● **Work task**
Scan the records that follow, and whenever a line has the word "CTLs", copy it.

─── Records to use

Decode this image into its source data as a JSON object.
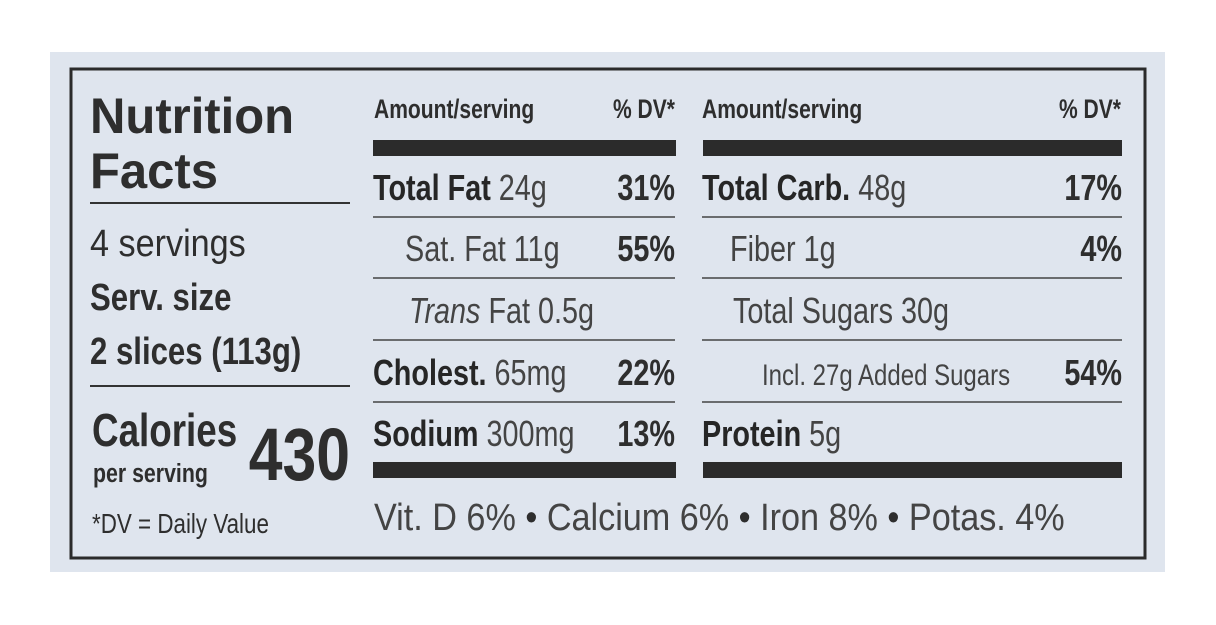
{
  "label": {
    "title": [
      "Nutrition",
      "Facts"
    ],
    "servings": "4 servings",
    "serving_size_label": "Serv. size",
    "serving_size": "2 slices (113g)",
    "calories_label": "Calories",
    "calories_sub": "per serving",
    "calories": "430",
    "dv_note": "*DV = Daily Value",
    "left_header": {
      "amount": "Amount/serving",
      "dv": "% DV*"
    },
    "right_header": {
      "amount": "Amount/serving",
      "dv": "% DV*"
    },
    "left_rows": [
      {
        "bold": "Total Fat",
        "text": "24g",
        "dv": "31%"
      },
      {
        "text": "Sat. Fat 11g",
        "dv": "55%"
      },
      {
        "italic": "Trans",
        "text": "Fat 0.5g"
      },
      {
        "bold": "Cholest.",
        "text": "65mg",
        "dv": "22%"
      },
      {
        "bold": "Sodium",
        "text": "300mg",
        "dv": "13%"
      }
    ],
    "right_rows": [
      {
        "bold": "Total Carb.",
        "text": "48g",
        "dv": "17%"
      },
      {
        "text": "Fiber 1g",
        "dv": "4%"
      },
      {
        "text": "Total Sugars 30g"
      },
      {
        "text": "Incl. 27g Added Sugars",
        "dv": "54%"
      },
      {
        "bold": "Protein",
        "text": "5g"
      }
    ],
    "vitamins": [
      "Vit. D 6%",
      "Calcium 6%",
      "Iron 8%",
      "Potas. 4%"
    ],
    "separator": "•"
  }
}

──────
─── Records to use

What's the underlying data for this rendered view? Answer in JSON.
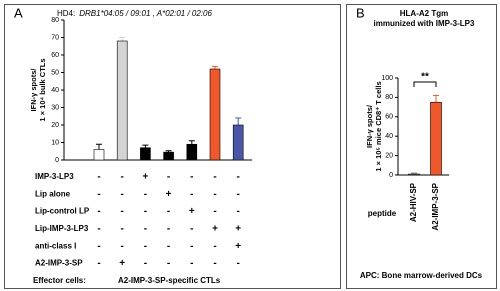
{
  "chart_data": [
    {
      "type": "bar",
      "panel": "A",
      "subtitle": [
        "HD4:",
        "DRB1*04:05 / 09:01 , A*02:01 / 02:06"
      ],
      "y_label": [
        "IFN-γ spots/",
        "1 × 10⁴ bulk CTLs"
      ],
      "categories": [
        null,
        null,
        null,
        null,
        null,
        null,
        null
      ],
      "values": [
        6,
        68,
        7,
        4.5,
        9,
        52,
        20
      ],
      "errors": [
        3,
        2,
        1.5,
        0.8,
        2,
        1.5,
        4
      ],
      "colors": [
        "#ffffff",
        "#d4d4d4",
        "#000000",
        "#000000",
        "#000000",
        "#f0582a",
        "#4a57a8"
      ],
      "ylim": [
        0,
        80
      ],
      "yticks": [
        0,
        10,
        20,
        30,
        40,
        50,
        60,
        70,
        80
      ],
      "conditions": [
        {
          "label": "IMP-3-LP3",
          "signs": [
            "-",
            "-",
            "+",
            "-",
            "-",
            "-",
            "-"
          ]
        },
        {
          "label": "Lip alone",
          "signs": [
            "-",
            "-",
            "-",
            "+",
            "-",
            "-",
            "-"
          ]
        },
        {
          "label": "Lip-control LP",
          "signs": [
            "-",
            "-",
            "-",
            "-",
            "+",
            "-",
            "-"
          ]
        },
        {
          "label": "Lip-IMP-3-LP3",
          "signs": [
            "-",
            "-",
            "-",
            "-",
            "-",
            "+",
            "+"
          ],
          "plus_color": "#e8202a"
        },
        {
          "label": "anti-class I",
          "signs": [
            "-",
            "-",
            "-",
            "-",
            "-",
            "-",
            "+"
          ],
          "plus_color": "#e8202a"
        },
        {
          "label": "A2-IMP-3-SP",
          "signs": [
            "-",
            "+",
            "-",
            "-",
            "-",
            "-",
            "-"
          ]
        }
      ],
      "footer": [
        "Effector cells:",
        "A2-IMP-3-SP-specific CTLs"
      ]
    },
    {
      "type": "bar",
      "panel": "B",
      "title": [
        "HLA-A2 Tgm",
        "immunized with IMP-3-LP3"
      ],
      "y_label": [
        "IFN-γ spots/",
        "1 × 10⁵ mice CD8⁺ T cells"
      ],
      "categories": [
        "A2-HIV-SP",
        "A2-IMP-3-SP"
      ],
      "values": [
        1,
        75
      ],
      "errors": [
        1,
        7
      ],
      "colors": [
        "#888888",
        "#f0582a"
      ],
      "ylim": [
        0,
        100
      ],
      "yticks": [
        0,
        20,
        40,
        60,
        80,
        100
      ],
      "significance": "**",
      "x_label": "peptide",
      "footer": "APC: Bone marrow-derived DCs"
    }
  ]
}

──────

● **Reply to the exercise**
        "1 × 10⁴ bulk CTLs"
        "A2-IMP-3-SP-specific CTLs"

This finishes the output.